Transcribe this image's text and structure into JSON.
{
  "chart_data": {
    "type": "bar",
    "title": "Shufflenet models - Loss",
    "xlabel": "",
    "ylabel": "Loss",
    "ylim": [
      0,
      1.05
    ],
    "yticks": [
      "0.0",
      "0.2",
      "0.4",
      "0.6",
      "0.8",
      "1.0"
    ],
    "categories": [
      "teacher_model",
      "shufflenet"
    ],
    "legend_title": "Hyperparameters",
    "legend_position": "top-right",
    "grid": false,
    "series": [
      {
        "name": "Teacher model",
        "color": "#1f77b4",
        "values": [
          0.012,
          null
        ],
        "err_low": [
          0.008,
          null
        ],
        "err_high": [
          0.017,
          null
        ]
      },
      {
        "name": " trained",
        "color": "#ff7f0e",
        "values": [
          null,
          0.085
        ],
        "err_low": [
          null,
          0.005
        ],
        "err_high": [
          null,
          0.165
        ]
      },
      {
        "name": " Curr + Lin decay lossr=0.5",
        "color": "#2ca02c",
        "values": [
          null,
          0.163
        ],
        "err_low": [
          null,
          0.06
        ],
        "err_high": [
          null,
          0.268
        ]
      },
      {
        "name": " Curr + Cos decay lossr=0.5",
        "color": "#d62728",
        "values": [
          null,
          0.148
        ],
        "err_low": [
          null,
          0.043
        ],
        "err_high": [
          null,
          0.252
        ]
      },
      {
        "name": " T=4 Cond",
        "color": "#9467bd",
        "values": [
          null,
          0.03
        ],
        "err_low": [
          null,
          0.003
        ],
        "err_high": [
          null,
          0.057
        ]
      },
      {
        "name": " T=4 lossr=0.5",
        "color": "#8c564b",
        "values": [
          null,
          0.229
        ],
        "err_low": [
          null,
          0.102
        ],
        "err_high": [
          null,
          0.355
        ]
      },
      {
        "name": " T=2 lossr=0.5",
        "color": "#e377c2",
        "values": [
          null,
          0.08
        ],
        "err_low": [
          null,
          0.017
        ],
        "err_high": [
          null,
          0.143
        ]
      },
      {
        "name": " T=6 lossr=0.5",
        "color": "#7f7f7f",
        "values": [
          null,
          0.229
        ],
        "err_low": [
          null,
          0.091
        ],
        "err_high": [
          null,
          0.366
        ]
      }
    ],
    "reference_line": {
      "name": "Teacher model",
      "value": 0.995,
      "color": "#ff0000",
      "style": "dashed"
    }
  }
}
———
THE PROBLEM
Show the data once more, exactly as it was written.

SOLVED EXERCISE
Transcribe this image's text and structure into JSON.
{
  "chart_data": {
    "type": "bar",
    "title": "Shufflenet models - Loss",
    "xlabel": "",
    "ylabel": "Loss",
    "ylim": [
      0,
      1.05
    ],
    "yticks": [
      "0.0",
      "0.2",
      "0.4",
      "0.6",
      "0.8",
      "1.0"
    ],
    "categories": [
      "teacher_model",
      "shufflenet"
    ],
    "legend_title": "Hyperparameters",
    "legend_position": "top-right",
    "grid": false,
    "series": [
      {
        "name": "Teacher model",
        "color": "#1f77b4",
        "values": [
          0.012,
          null
        ],
        "err_low": [
          0.008,
          null
        ],
        "err_high": [
          0.017,
          null
        ]
      },
      {
        "name": " trained",
        "color": "#ff7f0e",
        "values": [
          null,
          0.085
        ],
        "err_low": [
          null,
          0.005
        ],
        "err_high": [
          null,
          0.165
        ]
      },
      {
        "name": " Curr + Lin decay lossr=0.5",
        "color": "#2ca02c",
        "values": [
          null,
          0.163
        ],
        "err_low": [
          null,
          0.06
        ],
        "err_high": [
          null,
          0.268
        ]
      },
      {
        "name": " Curr + Cos decay lossr=0.5",
        "color": "#d62728",
        "values": [
          null,
          0.148
        ],
        "err_low": [
          null,
          0.043
        ],
        "err_high": [
          null,
          0.252
        ]
      },
      {
        "name": " T=4 Cond",
        "color": "#9467bd",
        "values": [
          null,
          0.03
        ],
        "err_low": [
          null,
          0.003
        ],
        "err_high": [
          null,
          0.057
        ]
      },
      {
        "name": " T=4 lossr=0.5",
        "color": "#8c564b",
        "values": [
          null,
          0.229
        ],
        "err_low": [
          null,
          0.102
        ],
        "err_high": [
          null,
          0.355
        ]
      },
      {
        "name": " T=2 lossr=0.5",
        "color": "#e377c2",
        "values": [
          null,
          0.08
        ],
        "err_low": [
          null,
          0.017
        ],
        "err_high": [
          null,
          0.143
        ]
      },
      {
        "name": " T=6 lossr=0.5",
        "color": "#7f7f7f",
        "values": [
          null,
          0.229
        ],
        "err_low": [
          null,
          0.091
        ],
        "err_high": [
          null,
          0.366
        ]
      }
    ],
    "reference_line": {
      "name": "Teacher model",
      "value": 0.995,
      "color": "#ff0000",
      "style": "dashed"
    }
  }
}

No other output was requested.